Set down the material once more, exactly as it appears.
== Records shown
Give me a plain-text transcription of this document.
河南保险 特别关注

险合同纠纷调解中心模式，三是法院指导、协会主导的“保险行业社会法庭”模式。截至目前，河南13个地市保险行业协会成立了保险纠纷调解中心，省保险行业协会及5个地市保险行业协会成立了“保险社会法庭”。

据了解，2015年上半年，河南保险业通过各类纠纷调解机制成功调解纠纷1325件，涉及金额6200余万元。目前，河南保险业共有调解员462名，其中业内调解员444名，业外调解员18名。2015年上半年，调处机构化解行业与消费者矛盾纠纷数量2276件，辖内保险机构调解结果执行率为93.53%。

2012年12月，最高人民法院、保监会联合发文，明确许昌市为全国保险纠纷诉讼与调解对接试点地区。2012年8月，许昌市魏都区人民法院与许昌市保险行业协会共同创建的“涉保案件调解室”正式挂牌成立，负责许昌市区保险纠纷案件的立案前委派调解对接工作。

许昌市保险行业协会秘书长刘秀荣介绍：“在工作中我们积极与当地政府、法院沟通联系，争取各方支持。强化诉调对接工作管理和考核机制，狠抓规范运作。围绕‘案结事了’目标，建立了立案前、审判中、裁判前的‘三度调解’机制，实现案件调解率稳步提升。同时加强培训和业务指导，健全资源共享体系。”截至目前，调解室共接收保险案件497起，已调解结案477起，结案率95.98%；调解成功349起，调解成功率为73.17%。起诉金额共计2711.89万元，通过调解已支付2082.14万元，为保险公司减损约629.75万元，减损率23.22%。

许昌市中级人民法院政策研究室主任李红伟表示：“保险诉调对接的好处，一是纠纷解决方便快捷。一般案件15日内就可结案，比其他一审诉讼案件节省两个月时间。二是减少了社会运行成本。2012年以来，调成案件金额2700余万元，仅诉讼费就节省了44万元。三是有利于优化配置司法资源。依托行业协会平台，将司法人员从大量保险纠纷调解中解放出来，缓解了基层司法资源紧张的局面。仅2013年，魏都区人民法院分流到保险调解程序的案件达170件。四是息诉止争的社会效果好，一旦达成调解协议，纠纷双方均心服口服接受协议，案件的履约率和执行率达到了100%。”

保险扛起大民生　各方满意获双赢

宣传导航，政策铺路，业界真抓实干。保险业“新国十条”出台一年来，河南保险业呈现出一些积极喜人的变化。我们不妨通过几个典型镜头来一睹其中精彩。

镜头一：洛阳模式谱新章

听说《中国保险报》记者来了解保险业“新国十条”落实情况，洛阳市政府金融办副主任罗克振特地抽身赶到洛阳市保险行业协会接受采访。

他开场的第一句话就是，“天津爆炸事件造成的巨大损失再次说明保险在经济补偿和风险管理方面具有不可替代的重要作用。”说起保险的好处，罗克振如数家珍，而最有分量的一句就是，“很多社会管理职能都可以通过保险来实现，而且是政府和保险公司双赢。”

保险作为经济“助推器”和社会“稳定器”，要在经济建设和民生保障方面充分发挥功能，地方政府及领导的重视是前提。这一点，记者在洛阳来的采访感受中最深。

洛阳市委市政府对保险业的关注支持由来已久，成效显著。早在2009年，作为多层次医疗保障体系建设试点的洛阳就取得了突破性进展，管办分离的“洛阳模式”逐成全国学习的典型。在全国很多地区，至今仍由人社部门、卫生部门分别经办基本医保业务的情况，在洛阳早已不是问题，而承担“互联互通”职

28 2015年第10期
====
Final answer:
Give me a plain-text transcription of this document.
河南保险 特别关注

险合同纠纷调解中心模式，三是法院指导、协会主导的“保险行业社会法庭”模式。截至目前，河南13个地市保险行业协会成立了保险纠纷调解中心，省保险行业协会及5个地市保险行业协会成立了“保险社会法庭”。

据了解，2015年上半年，河南保险业通过各类纠纷调解机制成功调解纠纷1325件，涉及金额6200余万元。目前，河南保险业共有调解员462名，其中业内调解员444名，业外调解员18名。2015年上半年，调处机构化解行业与消费者矛盾纠纷数量2276件，辖内保险机构调解结果执行率为93.53%。

2012年12月，最高人民法院、保监会联合发文，明确许昌市为全国保险纠纷诉讼与调解对接试点地区。2012年8月，许昌市魏都区人民法院与许昌市保险行业协会共同创建的“涉保案件调解室”正式挂牌成立，负责许昌市区保险纠纷案件的立案前委派调解对接工作。

许昌市保险行业协会秘书长刘秀荣介绍：“在工作中我们积极与当地政府、法院沟通联系，争取各方支持。强化诉调对接工作管理和考核机制，狠抓规范运作。围绕‘案结事了’目标，建立了立案前、审判中、裁判前的‘三度调解’机制，实现案件调解率稳步提升。同时加强培训和业务指导，健全资源共享体系。”截至目前，调解室共接收保险案件497起，已调解结案477起，结案率95.98%；调解成功349起，调解成功率为73.17%。起诉金额共计2711.89万元，通过调解已支付2082.14万元，为保险公司减损约629.75万元，减损率23.22%。

许昌市中级人民法院政策研究室主任李红伟表示：“保险诉调对接的好处，一是纠纷解决方便快捷。一般案件15日内就可结案，比其他一审诉讼案件节省两个月时间。二是减少了社会运行成本。2012年以来，调成案件金额2700余万元，仅诉讼费就节省了44万元。三是有利于优化配置司法资源。依托行业协会平台，将司法人员从大量保险纠纷调解中解放出来，缓解了基层司法资源紧张的局面。仅2013年，魏都区人民法院分流到保险调解程序的案件达170件。四是息诉止争的社会效果好，一旦达成调解协议，纠纷双方均心服口服接受协议，案件的履约率和执行率达到了100%。”

保险扛起大民生　各方满意获双赢

宣传导航，政策铺路，业界真抓实干。保险业“新国十条”出台一年来，河南保险业呈现出一些积极喜人的变化。我们不妨通过几个典型镜头来一睹其中精彩。

镜头一：洛阳模式谱新章

听说《中国保险报》记者来了解保险业“新国十条”落实情况，洛阳市政府金融办副主任罗克振特地抽身赶到洛阳市保险行业协会接受采访。

他开场的第一句话就是，“天津爆炸事件造成的巨大损失再次说明保险在经济补偿和风险管理方面具有不可替代的重要作用。”说起保险的好处，罗克振如数家珍，而最有分量的一句就是，“很多社会管理职能都可以通过保险来实现，而且是政府和保险公司双赢。”

保险作为经济“助推器”和社会“稳定器”，要在经济建设和民生保障方面充分发挥功能，地方政府及领导的重视是前提。这一点，记者在洛阳来的采访感受中最深。

洛阳市委市政府对保险业的关注支持由来已久，成效显著。早在2009年，作为多层次医疗保障体系建设试点的洛阳就取得了突破性进展，管办分离的“洛阳模式”逐成全国学习的典型。在全国很多地区，至今仍由人社部门、卫生部门分别经办基本医保业务的情况，在洛阳早已不是问题，而承担“互联互通”职

28 2015年第10期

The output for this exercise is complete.